Lines containing the word "this" are the ones to copy from the records below.

Entries taken from a collection
··········

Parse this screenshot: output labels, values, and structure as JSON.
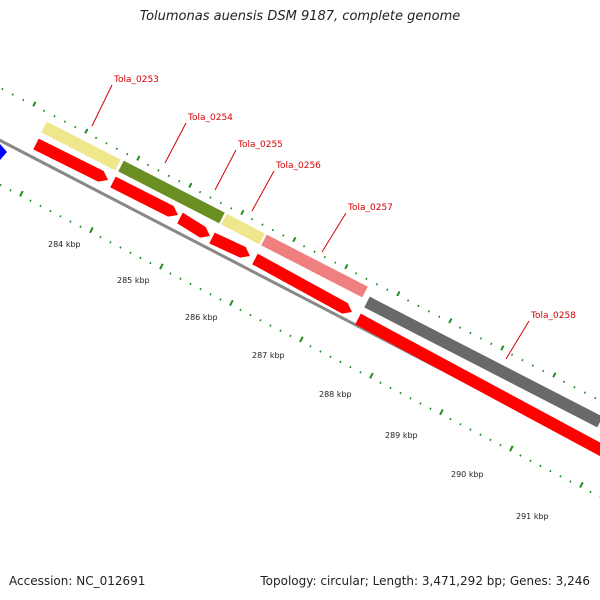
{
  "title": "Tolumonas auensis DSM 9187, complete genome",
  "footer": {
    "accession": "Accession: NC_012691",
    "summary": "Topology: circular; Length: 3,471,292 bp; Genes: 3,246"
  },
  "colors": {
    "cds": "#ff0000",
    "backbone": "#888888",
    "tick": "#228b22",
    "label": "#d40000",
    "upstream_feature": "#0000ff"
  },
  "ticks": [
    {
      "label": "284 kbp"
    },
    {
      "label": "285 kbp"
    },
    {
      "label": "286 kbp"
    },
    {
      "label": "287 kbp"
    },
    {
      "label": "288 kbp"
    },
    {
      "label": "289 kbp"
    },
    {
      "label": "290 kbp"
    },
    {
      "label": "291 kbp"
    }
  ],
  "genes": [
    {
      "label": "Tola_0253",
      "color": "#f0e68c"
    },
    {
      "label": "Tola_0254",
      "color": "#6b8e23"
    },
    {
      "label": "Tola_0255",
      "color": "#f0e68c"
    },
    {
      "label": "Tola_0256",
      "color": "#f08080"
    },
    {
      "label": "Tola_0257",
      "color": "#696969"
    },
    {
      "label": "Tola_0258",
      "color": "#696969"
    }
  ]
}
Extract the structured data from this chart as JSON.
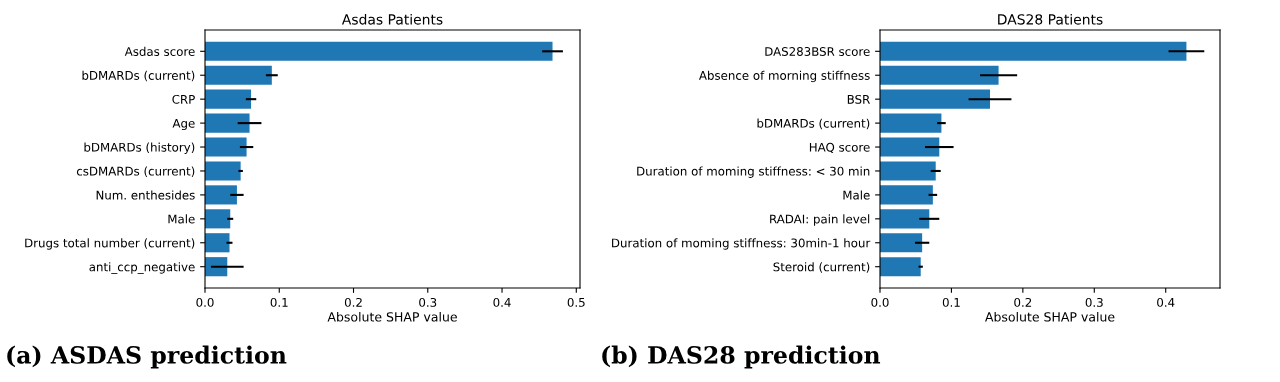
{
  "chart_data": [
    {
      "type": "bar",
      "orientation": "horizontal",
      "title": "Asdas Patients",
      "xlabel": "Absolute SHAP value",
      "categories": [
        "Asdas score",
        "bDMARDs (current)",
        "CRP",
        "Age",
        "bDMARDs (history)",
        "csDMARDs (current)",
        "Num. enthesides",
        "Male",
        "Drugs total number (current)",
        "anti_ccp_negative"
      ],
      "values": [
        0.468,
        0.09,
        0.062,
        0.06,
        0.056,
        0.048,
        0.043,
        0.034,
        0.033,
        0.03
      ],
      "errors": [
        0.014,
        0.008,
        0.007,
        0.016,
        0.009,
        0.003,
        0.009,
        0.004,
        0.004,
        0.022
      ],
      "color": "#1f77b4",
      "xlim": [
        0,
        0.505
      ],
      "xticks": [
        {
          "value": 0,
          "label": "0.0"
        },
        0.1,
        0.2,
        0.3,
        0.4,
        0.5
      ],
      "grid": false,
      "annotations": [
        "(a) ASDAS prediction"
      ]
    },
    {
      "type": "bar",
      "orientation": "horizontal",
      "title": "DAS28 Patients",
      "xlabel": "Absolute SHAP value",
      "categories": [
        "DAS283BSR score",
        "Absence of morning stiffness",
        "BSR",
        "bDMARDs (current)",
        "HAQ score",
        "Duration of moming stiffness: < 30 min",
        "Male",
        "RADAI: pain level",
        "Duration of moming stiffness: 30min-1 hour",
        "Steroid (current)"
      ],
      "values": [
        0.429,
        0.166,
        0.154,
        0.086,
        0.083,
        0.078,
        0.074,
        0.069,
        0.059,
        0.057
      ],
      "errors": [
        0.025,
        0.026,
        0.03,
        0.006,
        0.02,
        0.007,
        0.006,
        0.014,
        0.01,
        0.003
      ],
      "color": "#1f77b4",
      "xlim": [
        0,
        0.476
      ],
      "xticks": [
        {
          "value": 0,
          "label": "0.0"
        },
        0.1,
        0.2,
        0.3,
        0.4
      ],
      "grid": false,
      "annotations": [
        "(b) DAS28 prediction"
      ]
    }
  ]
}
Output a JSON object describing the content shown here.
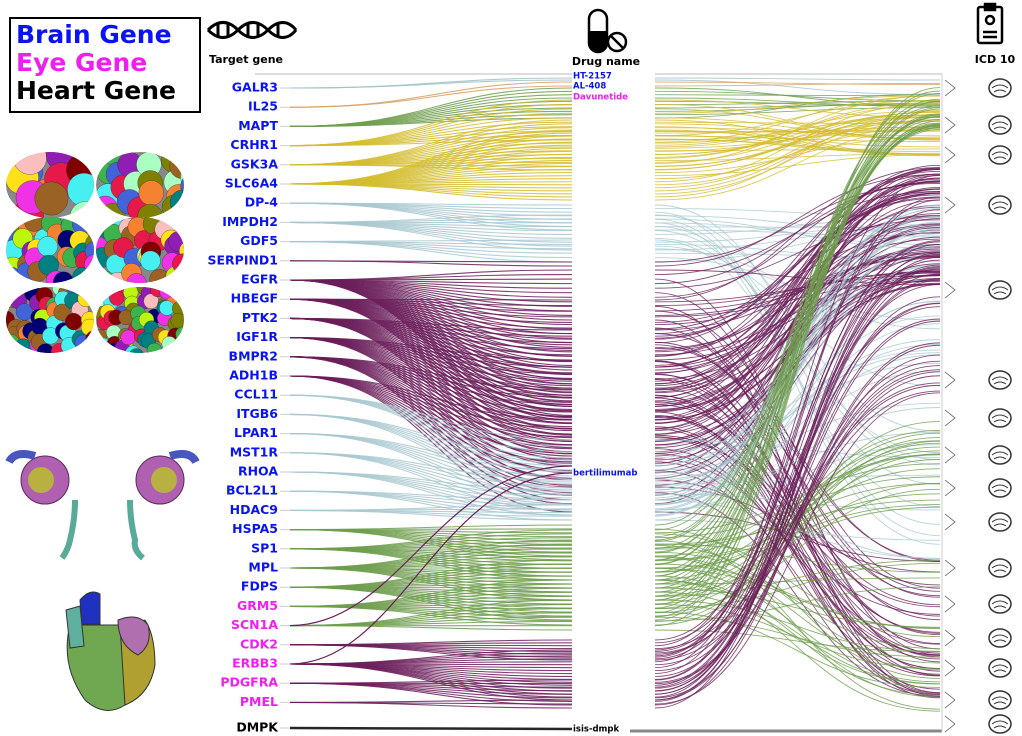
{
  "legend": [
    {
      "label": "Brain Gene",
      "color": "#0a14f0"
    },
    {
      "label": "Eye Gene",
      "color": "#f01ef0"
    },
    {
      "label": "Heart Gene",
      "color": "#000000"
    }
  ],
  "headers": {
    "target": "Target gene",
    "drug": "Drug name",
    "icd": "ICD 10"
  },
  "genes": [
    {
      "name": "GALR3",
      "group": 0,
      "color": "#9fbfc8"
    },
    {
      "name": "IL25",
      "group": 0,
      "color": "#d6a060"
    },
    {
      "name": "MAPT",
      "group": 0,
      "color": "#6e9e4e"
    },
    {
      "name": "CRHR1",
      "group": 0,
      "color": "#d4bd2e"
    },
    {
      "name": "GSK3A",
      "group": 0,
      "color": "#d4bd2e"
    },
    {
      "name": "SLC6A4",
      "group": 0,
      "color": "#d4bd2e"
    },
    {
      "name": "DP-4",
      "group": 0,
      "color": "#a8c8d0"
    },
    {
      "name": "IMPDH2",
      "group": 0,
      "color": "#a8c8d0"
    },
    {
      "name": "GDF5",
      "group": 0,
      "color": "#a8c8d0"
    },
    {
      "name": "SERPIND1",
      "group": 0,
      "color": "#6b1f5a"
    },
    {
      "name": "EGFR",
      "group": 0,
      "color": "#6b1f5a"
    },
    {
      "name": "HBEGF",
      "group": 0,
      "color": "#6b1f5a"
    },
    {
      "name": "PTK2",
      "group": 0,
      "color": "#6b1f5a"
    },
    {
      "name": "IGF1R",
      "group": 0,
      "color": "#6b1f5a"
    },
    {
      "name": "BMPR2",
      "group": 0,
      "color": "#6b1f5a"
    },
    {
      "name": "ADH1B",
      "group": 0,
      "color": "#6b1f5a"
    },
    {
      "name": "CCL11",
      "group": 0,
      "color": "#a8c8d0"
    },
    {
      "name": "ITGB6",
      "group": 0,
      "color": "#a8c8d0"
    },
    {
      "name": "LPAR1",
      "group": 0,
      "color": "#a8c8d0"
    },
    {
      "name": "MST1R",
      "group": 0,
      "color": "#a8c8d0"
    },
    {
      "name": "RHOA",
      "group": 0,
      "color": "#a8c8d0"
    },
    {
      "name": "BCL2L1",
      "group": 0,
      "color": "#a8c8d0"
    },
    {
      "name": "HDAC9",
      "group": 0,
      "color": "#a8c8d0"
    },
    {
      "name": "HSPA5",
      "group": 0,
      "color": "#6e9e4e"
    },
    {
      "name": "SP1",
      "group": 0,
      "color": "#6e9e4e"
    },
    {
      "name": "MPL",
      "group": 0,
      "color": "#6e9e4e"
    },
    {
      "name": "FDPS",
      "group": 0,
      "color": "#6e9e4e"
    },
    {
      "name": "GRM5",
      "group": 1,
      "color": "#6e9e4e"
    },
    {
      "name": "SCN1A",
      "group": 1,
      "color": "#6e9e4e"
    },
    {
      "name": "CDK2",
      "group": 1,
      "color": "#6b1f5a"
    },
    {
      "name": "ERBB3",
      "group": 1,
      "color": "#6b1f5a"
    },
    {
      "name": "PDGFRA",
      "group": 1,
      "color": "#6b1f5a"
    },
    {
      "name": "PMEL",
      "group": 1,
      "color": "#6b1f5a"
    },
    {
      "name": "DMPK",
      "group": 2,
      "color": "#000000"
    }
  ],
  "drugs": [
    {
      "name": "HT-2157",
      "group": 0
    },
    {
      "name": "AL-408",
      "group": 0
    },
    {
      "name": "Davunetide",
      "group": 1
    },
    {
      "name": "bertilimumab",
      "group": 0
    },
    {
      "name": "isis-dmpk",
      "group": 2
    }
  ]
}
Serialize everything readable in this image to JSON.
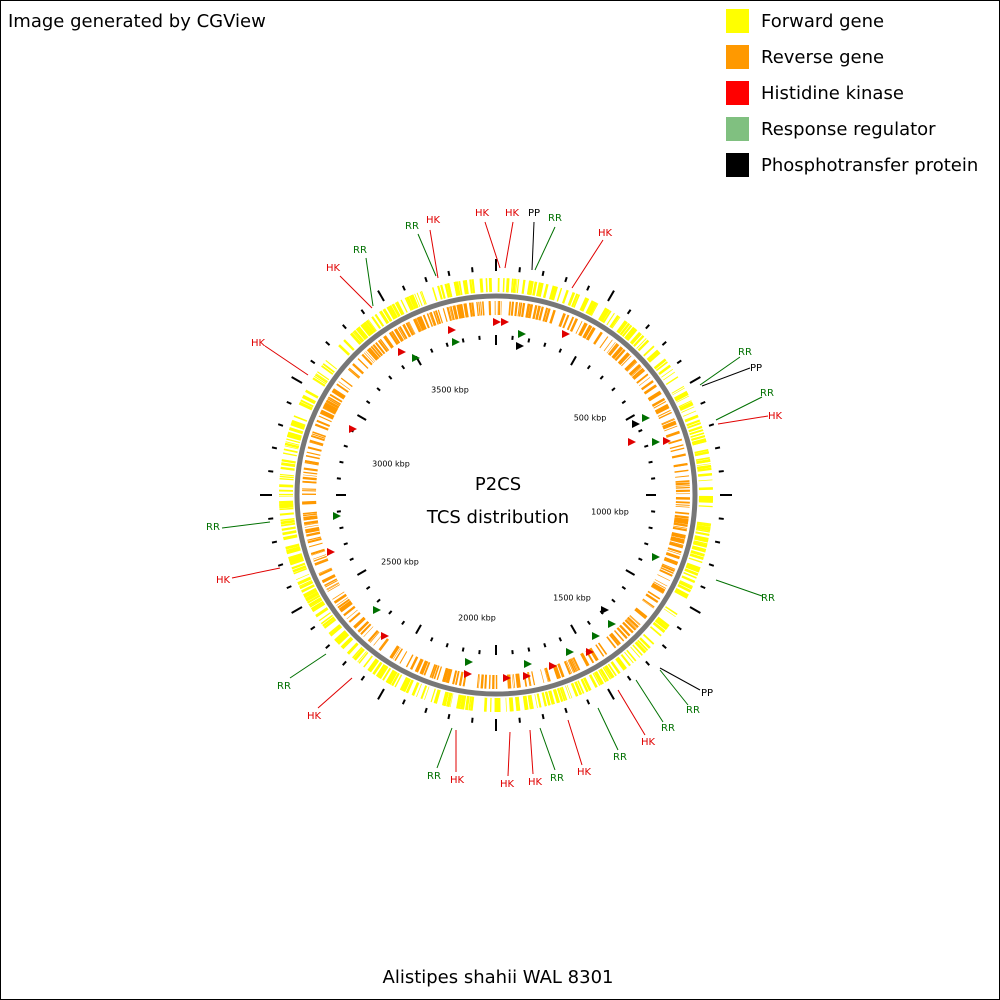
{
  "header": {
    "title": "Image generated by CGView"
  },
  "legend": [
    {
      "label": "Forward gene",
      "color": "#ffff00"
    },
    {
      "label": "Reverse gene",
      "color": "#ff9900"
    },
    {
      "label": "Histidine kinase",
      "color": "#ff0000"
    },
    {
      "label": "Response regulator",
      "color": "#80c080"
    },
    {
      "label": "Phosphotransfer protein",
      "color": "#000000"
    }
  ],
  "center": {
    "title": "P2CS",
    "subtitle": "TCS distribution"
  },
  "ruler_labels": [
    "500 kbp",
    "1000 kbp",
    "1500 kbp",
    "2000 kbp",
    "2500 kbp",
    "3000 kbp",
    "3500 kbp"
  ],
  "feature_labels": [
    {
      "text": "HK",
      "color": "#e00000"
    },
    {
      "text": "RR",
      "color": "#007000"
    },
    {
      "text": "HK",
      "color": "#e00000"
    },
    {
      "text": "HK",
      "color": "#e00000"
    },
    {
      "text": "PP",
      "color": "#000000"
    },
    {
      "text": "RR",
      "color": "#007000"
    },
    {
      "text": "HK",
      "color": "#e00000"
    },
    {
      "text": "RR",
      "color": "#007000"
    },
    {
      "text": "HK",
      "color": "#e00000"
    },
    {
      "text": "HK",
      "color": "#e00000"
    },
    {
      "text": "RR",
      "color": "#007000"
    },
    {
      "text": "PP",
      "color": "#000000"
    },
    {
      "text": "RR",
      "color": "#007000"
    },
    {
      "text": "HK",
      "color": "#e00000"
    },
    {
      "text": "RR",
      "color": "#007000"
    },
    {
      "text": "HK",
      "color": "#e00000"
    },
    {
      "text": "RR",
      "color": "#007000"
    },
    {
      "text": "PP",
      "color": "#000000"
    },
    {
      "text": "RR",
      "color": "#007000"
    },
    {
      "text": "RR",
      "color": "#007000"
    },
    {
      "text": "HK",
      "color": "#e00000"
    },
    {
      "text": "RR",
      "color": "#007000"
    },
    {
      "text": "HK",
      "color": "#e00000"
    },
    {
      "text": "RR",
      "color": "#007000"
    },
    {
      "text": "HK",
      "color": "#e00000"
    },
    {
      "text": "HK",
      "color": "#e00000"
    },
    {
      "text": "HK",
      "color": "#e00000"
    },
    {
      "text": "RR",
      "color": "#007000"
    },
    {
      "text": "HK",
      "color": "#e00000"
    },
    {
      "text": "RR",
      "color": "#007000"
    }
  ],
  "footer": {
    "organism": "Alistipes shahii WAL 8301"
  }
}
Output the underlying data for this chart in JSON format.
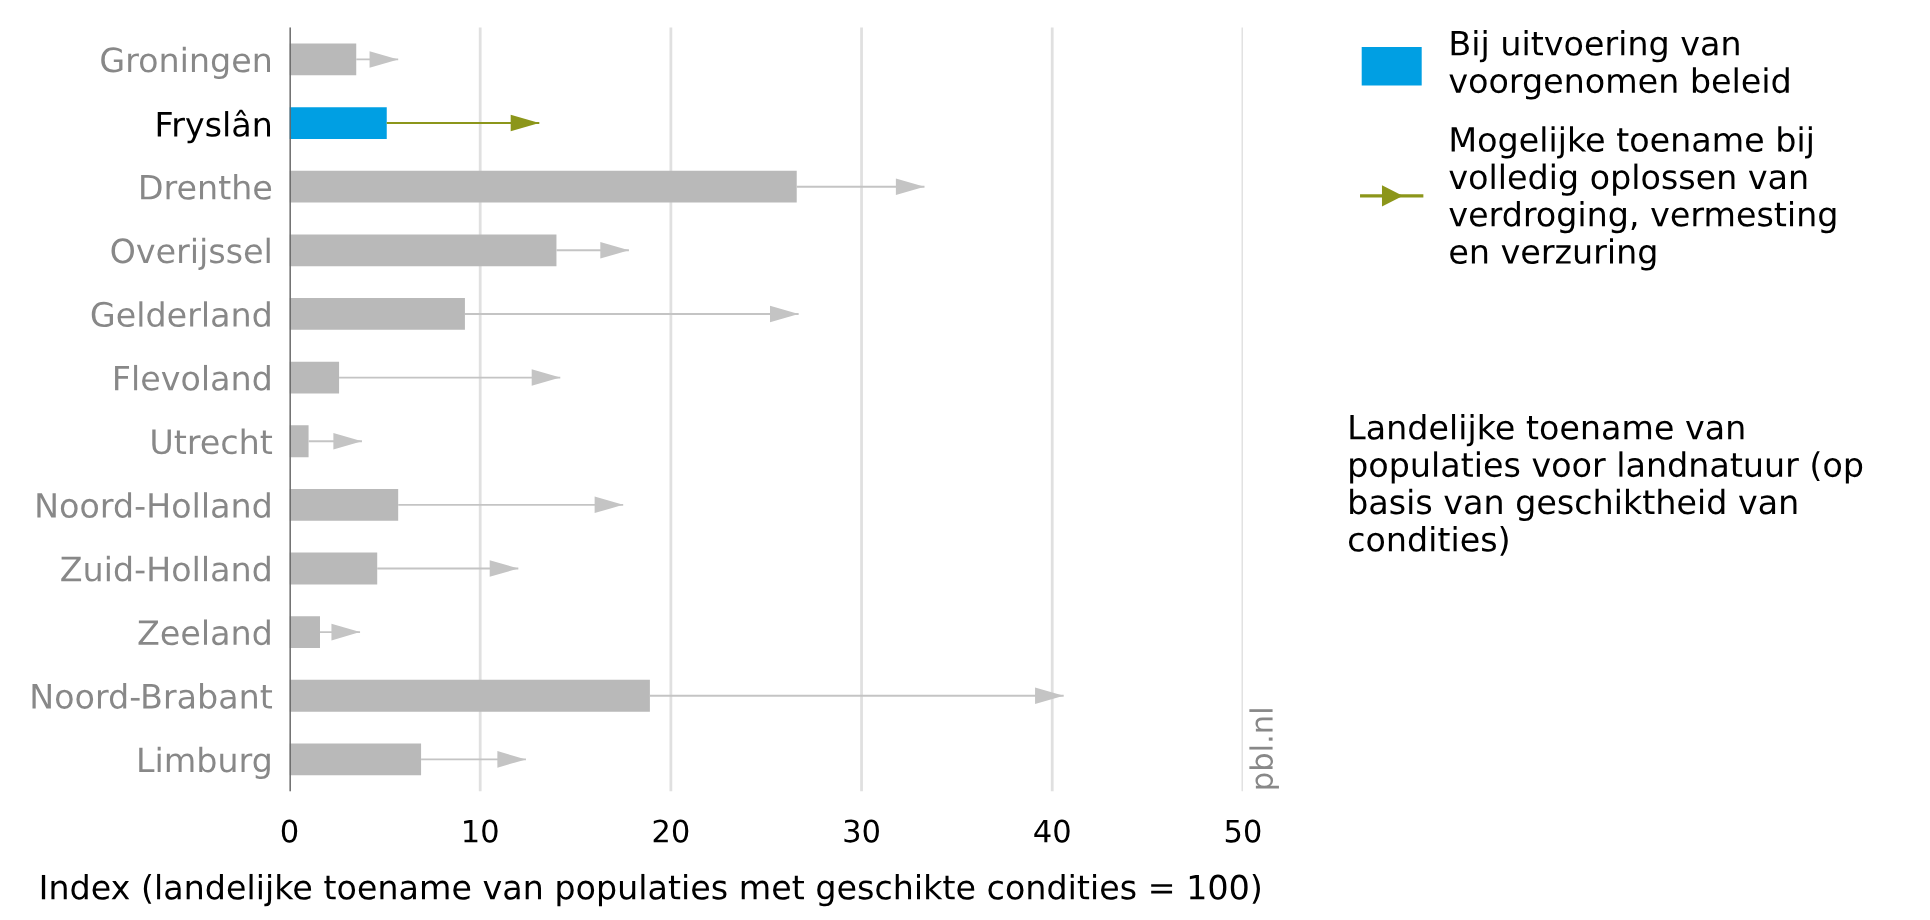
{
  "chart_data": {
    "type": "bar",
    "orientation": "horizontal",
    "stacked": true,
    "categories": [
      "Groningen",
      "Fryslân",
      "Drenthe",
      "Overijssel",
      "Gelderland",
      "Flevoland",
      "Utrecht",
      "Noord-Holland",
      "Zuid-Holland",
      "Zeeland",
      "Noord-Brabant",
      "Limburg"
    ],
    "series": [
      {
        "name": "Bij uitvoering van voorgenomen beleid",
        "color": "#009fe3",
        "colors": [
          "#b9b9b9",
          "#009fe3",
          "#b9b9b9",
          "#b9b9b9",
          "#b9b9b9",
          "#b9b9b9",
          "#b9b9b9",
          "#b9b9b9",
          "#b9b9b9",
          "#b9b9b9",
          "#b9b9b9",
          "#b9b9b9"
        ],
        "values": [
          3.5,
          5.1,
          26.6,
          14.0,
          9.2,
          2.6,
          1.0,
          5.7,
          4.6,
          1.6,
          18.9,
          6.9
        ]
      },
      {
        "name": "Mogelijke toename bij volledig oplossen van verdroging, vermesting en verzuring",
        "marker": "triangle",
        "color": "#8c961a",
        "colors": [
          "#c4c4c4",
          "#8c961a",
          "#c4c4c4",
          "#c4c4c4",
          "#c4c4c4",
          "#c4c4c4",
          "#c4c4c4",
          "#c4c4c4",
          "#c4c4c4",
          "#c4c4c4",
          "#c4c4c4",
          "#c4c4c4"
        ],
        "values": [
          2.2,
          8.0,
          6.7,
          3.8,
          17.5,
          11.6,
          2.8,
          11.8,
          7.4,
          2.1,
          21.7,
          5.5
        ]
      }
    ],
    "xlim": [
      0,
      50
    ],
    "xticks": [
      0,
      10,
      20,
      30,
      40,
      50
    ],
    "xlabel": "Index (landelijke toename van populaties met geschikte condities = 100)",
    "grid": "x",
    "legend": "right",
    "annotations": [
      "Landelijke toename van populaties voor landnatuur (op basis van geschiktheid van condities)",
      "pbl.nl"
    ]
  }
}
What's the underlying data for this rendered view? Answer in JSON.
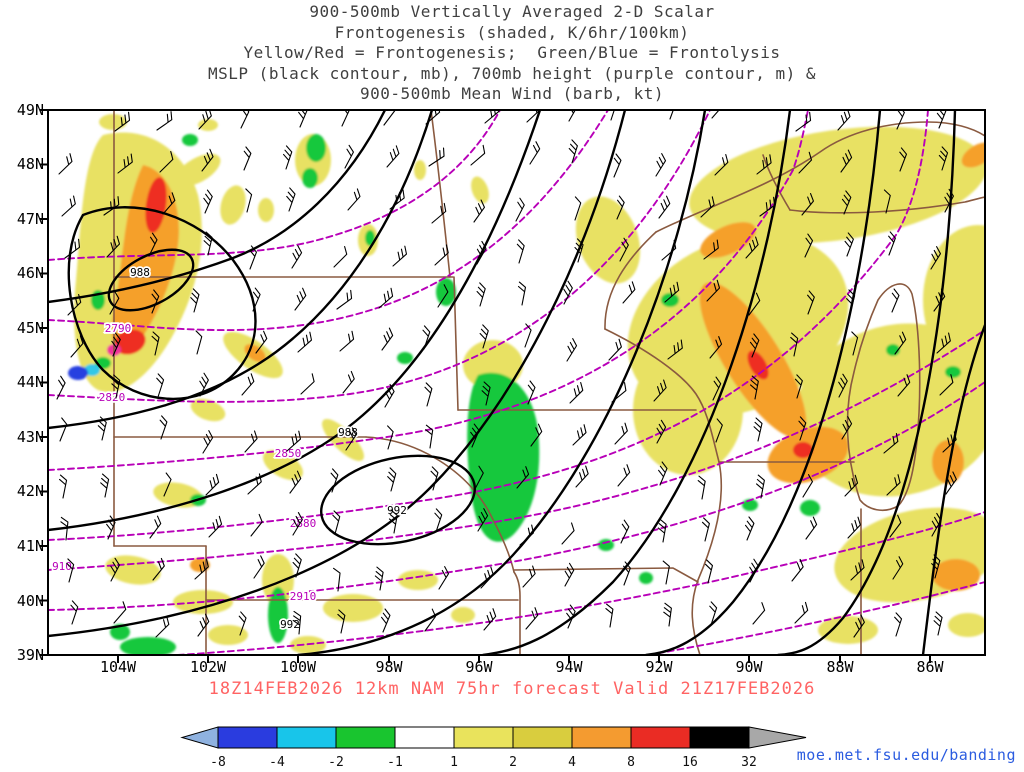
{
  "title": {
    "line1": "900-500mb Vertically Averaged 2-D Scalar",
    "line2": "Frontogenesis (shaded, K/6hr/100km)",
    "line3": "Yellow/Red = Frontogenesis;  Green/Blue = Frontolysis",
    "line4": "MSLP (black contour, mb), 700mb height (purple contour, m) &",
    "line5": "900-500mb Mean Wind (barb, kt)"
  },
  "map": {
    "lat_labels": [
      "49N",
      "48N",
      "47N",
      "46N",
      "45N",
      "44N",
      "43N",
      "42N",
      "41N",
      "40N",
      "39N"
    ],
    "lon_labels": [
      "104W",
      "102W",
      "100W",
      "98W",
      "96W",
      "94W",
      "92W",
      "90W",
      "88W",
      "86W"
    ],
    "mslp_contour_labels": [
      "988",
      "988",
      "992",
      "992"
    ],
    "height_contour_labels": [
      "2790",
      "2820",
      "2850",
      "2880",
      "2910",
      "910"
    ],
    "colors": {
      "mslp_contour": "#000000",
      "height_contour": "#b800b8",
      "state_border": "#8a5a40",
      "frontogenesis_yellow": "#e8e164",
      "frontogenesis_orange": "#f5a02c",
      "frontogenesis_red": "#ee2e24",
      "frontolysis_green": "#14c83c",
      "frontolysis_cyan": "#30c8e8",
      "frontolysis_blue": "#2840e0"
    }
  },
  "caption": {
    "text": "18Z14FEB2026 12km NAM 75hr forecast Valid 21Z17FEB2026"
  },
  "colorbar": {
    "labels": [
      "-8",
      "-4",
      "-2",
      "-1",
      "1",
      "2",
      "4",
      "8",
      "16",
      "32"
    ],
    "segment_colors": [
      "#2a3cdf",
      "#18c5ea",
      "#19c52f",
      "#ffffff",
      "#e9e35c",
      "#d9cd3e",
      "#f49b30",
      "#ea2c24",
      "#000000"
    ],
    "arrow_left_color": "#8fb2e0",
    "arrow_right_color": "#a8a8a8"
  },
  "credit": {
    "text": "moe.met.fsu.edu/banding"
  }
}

··········

- [Task solution]
Parse this screenshot: output labels, values, and structure as JSON.
Extract the structured data from this chart as JSON.
Serialize everything readable in this image to JSON.
Output the underlying data for this chart in JSON format.
What's the underlying data for this rendered view? Answer in JSON.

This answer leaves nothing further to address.